▶ [EXERCISES]
#1 Summarize the business intelligence passage in two sentences.
#2 Pick up the business intelligence passage after its final sentence and keep writing it.

▶ [DOCUMENT PASSAGE]

========

The BI software ecosystem is mature. Regulated industries like insurance, healthcare, real estate, and financial securities have data policies that reach beyond practical uses of data described thus far. Data, AI, and machine learning at end-users fingertips and cloud solutions make BI look like a buzzword. The general consensus is that each business organization’s data is only valuable to that specific organization.
How much value does getting semi-skilled end-users on the bandwagon hold within a business organization?
With no data science knowledge a novice turns into a data-driven superhero with BI tools deployed in his/her area of domain expertise. Often business data is stored somewhere to start with may have no way to effectively manipulate the data for the purposes of analytics. The semi-skilled employee brings value that a good business analyst can build off. Avoid slowing your data transformation by allocating resources to retaining domain-specific expertise held by employee’s, while making sure to break down silos.
If we look at Microsoft Power BI & Azure as the inexpensive leader compared to other upstart new kids on the block. The price estimator ranges from $200 – $800 per month for a starter package. It is a flexible cloud server pricing model that scales with customer needs. Enterprise class customers of Power BI and Azure will need at minimum a data scientist, a business analyst and a few data-driven superhero’s available to maximize their ROI.
Clean data won’t come out of nowhere even with a ton of automation: employee’s are the cornerstone of high-quality data. Of course the analytics team needs to be there to build virtual services to automate and ensure the data gets where it needs to be.
The modern BI stage has options with high usability scores like Looker.com. The costs can be thousands of dollars per month. That price is steep and only in reach for enterprises and service providers that are going to manage an end-to-end solution with Looker. What’s getting people talking about Looker.com is one of the best embedded visualization and dashboard interfaces.

========

▶ [SUPPLIED DATA]
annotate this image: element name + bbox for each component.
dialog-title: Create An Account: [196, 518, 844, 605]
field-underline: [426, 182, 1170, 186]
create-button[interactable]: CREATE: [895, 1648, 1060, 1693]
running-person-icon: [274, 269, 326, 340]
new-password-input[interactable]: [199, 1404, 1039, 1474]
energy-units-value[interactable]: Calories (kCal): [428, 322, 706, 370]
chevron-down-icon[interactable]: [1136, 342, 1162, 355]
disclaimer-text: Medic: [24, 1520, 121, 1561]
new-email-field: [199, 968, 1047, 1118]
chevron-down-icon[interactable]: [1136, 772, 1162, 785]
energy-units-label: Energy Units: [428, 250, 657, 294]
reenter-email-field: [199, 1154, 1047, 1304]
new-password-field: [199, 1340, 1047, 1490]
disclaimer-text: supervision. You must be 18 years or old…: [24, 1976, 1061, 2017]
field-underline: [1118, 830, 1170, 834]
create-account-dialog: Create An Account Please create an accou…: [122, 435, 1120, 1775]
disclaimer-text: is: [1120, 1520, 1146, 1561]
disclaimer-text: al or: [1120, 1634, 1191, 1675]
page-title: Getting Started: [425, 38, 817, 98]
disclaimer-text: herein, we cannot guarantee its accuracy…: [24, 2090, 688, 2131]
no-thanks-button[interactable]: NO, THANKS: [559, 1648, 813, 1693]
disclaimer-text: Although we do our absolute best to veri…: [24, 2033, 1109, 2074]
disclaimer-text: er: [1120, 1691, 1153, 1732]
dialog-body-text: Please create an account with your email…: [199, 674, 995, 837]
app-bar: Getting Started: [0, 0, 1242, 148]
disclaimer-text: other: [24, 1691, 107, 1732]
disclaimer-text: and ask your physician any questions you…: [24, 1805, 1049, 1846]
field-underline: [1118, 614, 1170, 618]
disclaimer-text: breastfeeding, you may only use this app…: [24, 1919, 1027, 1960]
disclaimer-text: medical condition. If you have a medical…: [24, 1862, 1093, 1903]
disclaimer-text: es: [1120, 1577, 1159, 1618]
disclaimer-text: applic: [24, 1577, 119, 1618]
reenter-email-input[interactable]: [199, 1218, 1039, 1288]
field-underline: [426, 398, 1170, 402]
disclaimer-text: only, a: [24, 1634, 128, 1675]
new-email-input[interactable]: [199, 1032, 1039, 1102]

========

▶ [ANSWERS TO THE TASKS]
#1 Semi-skilled employees using BI tools in their own area of expertise bring value that a good business analyst can build on, and employees are the cornerstone of high-quality data, with an analytics team automating where that data goes. Microsoft Power BI and Azure are presented as the inexpensive leader at $200 to $800 per month for a starter package, while Looker.com can cost thousands of dollars per month but draws attention for having one of the best embedded visualization and dashboard interfaces.

#2
This article opens the floor to the perspective of BI for end-users of all skill levels. The rest of the series will also explore basic tips and tricks revolving around data-driven insights. Each article can be read out of sequence. The purpose is to take gaps in understanding stemming from BI & analytics espousing it is a perfectly natural progression. The BI & analytics market is large enough that distinct career paths exist. Competition is strong enough that the companies that offer SAAS systems for analytics cater to skilled professionals.
We covered high-quality data, and looked at employee’s that are well-suited to play a pivotal role in digital transformation with business intelligence. Briefly-touching on the awful truth that relying on data alone is not wise: acknowledging that operating in absence of an alternative to data is like a band-aid. The cold hard fact is that the competitive enterprise landscape creates an ecosystem of software that dwarfs itself in size. The practice of data analytics is specialized enough. Tackling new problems within the same organizational context should introduce data artifacts easily addressed by your digital transformation.
Semi-skilled end-users that share in the adoption of data-driven insights during an organization’s digital transformation was the basis of this article. Covering the various moving parts of BI & analytics with low-level tips and tricks in every article in the series; giving anyone pamphlet-like, how-to guides for removing roadblocks that occur when adopting in-house or outsourced data services prescribed by enterprise grade analytics.